What to produce> Write out the material exactly. Do not include the pictures.

Dataset entries>
================================

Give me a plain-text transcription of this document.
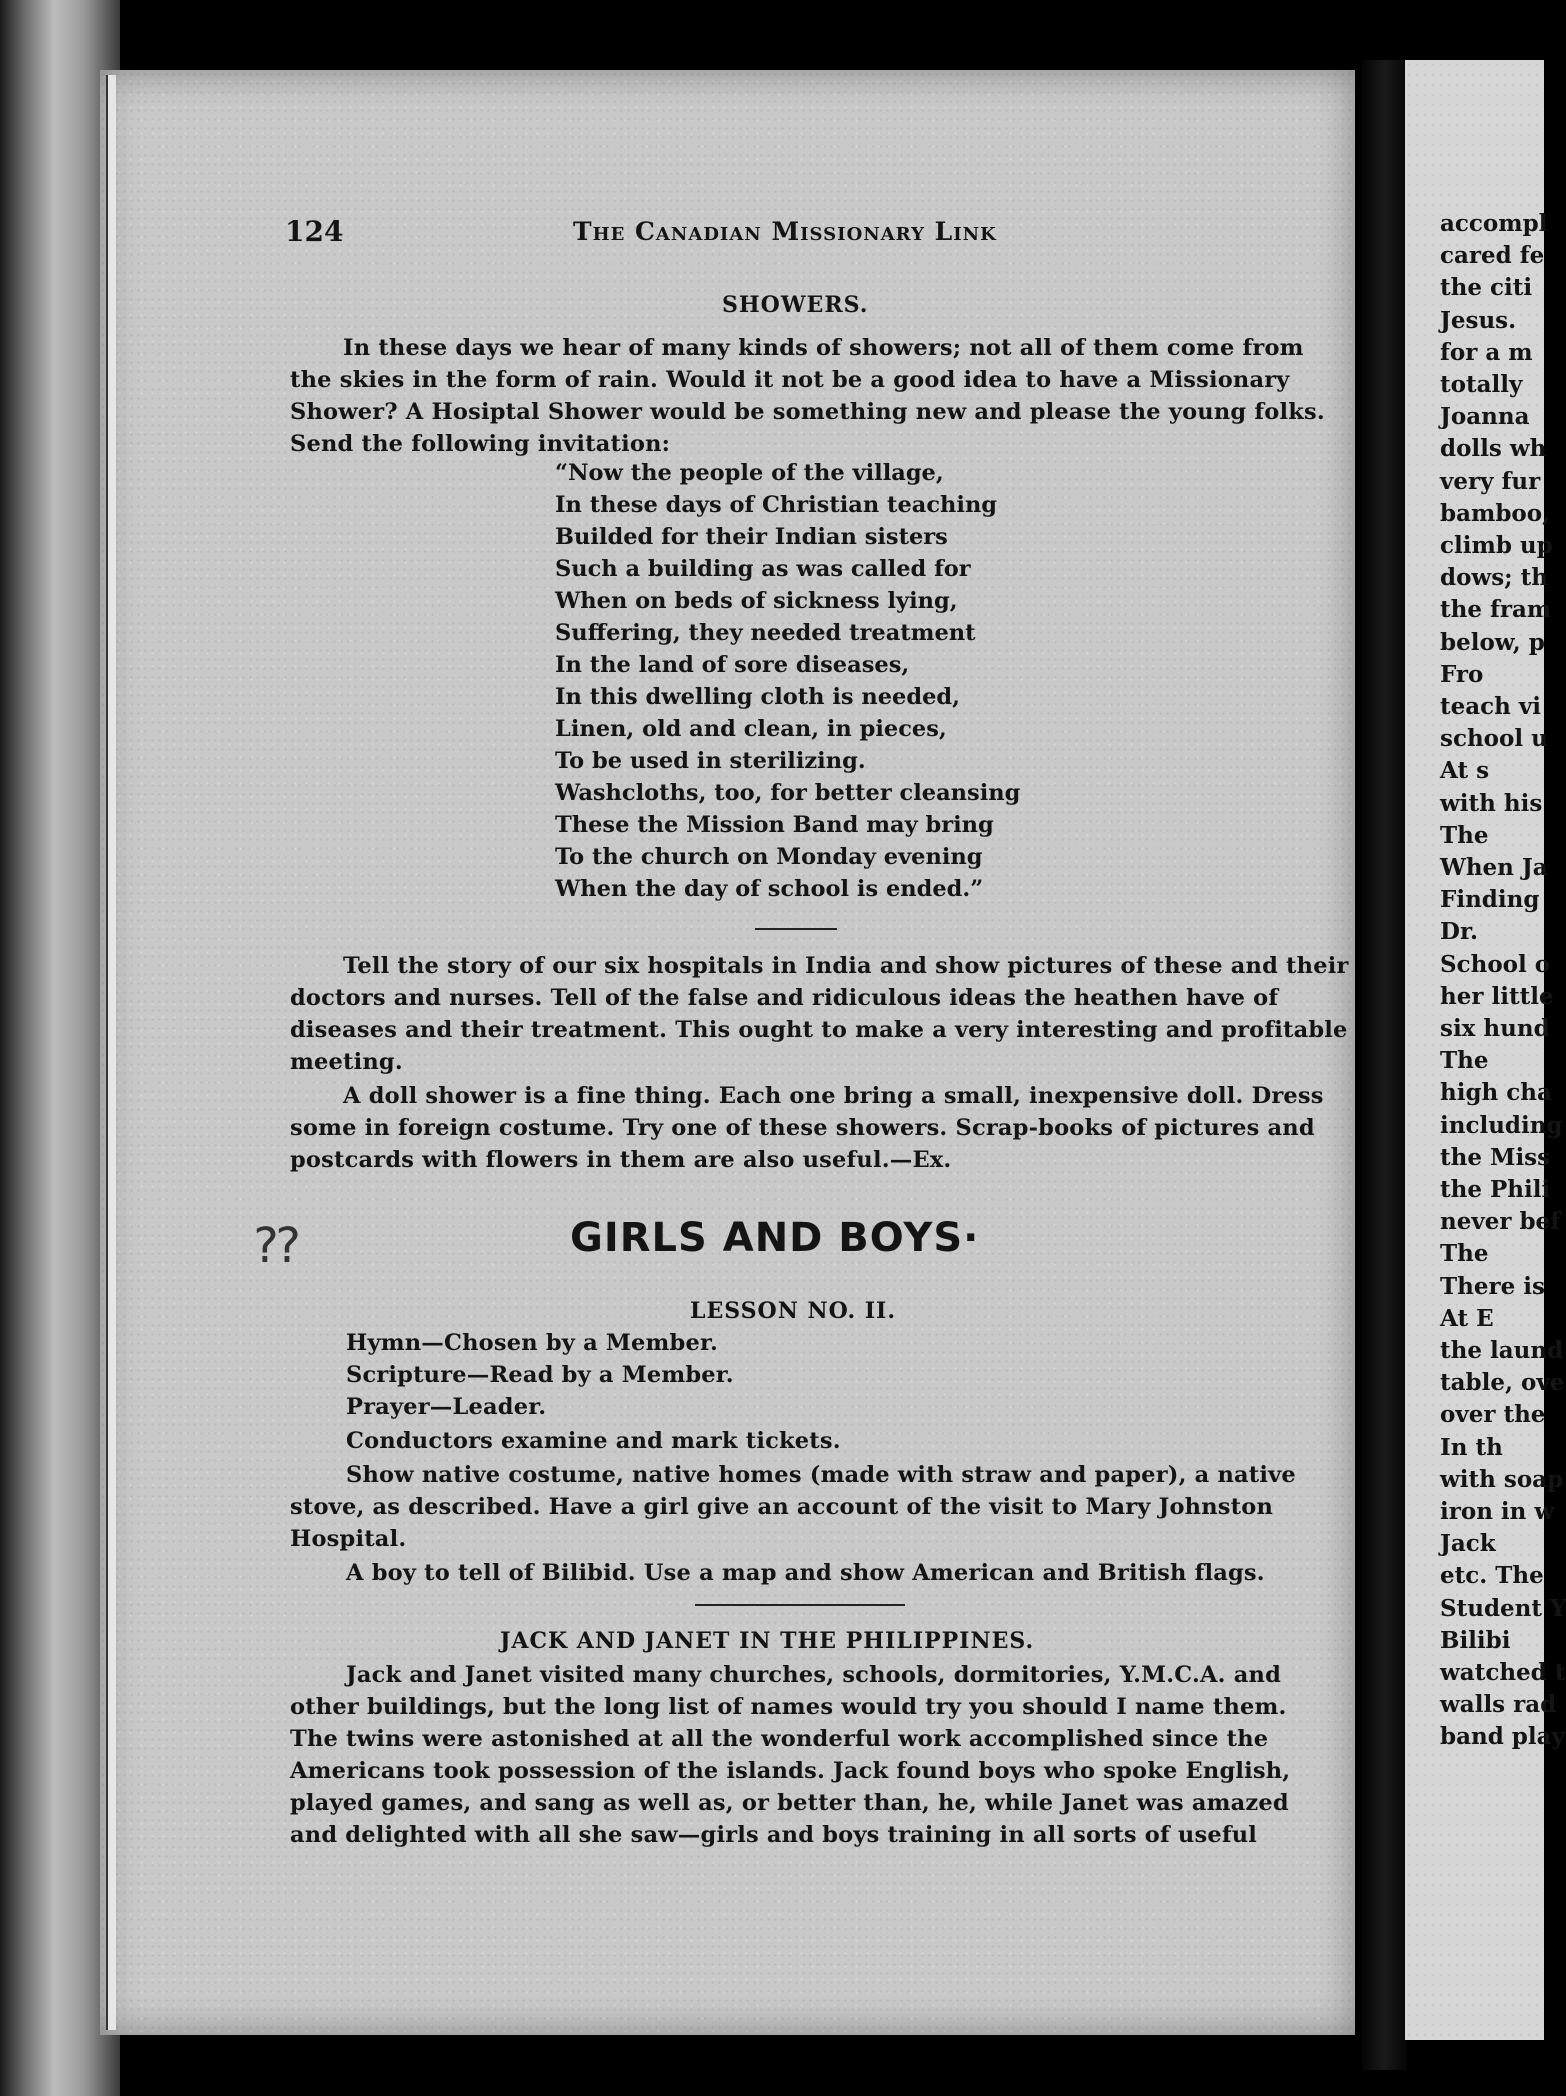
accompl
cared fe
the citi
Jesus.
for a m
totally
Joanna
dolls wh
very fur
bamboo,
climb up
dows; th
the fram
below, p
Fro
teach vi
school u
At s
with his
The
When Ja
Finding
Dr.
School o
her little
six hund
The
high cha
including
the Miss
the Phili
never bef
The
There is
At E
the laund
table, ove
over the
In th
with soap
iron in w
Jack
etc. The
Student Y
Bilibi
watched t
walls rad
band play
124	The Canadian Missionary Link
SHOWERS.
In these days we hear of many kinds of showers; not all of them come from
the skies in the form of rain. Would it not be a good idea to have a Missionary
Shower? A Hosiptal Shower would be something new and please the young folks.
Send the following invitation:
“Now the people of the village,
In these days of Christian teaching
Builded for their Indian sisters
Such a building as was called for
When on beds of sickness lying,
Suffering, they needed treatment
In the land of sore diseases,
In this dwelling cloth is needed,
Linen, old and clean, in pieces,
To be used in sterilizing.
Washcloths, too, for better cleansing
These the Mission Band may bring
To the church on Monday evening
When the day of school is ended.”
Tell the story of our six hospitals in India and show pictures of these and their
doctors and nurses. Tell of the false and ridiculous ideas the heathen have of
diseases and their treatment. This ought to make a very interesting and profitable
meeting.
A doll shower is a fine thing. Each one bring a small, inexpensive doll. Dress
some in foreign costume. Try one of these showers. Scrap-books of pictures and
postcards with flowers in them are also useful.—Ex.
⁇	GIRLS AND BOYS·
LESSON NO. II.
Hymn—Chosen by a Member.
Scripture—Read by a Member.
Prayer—Leader.
Conductors examine and mark tickets.
Show native costume, native homes (made with straw and paper), a native
stove, as described. Have a girl give an account of the visit to Mary Johnston
Hospital.
A boy to tell of Bilibid. Use a map and show American and British flags.
JACK AND JANET IN THE PHILIPPINES.
Jack and Janet visited many churches, schools, dormitories, Y.M.C.A. and
other buildings, but the long list of names would try you should I name them.
The twins were astonished at all the wonderful work accomplished since the
Americans took possession of the islands. Jack found boys who spoke English,
played games, and sang as well as, or better than, he, while Janet was amazed
and delighted with all she saw—girls and boys training in all sorts of useful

================================

The answer>
Give me a plain-text transcription of this document.
accompl
cared fe
the citi
Jesus.
for a m
totally
Joanna
dolls wh
very fur
bamboo,
climb up
dows; th
the fram
below, p
Fro
teach vi
school u
At s
with his
The
When Ja
Finding
Dr.
School o
her little
six hund
The
high cha
including
the Miss
the Phili
never bef
The
There is
At E
the laund
table, ove
over the
In th
with soap
iron in w
Jack
etc. The
Student Y
Bilibi
watched t
walls rad
band play
124	The Canadian Missionary Link
SHOWERS.
In these days we hear of many kinds of showers; not all of them come from
the skies in the form of rain. Would it not be a good idea to have a Missionary
Shower? A Hosiptal Shower would be something new and please the young folks.
Send the following invitation:
“Now the people of the village,
In these days of Christian teaching
Builded for their Indian sisters
Such a building as was called for
When on beds of sickness lying,
Suffering, they needed treatment
In the land of sore diseases,
In this dwelling cloth is needed,
Linen, old and clean, in pieces,
To be used in sterilizing.
Washcloths, too, for better cleansing
These the Mission Band may bring
To the church on Monday evening
When the day of school is ended.”
Tell the story of our six hospitals in India and show pictures of these and their
doctors and nurses. Tell of the false and ridiculous ideas the heathen have of
diseases and their treatment. This ought to make a very interesting and profitable
meeting.
A doll shower is a fine thing. Each one bring a small, inexpensive doll. Dress
some in foreign costume. Try one of these showers. Scrap-books of pictures and
postcards with flowers in them are also useful.—Ex.
⁇	GIRLS AND BOYS·
LESSON NO. II.
Hymn—Chosen by a Member.
Scripture—Read by a Member.
Prayer—Leader.
Conductors examine and mark tickets.
Show native costume, native homes (made with straw and paper), a native
stove, as described. Have a girl give an account of the visit to Mary Johnston
Hospital.
A boy to tell of Bilibid. Use a map and show American and British flags.
JACK AND JANET IN THE PHILIPPINES.
Jack and Janet visited many churches, schools, dormitories, Y.M.C.A. and
other buildings, but the long list of names would try you should I name them.
The twins were astonished at all the wonderful work accomplished since the
Americans took possession of the islands. Jack found boys who spoke English,
played games, and sang as well as, or better than, he, while Janet was amazed
and delighted with all she saw—girls and boys training in all sorts of useful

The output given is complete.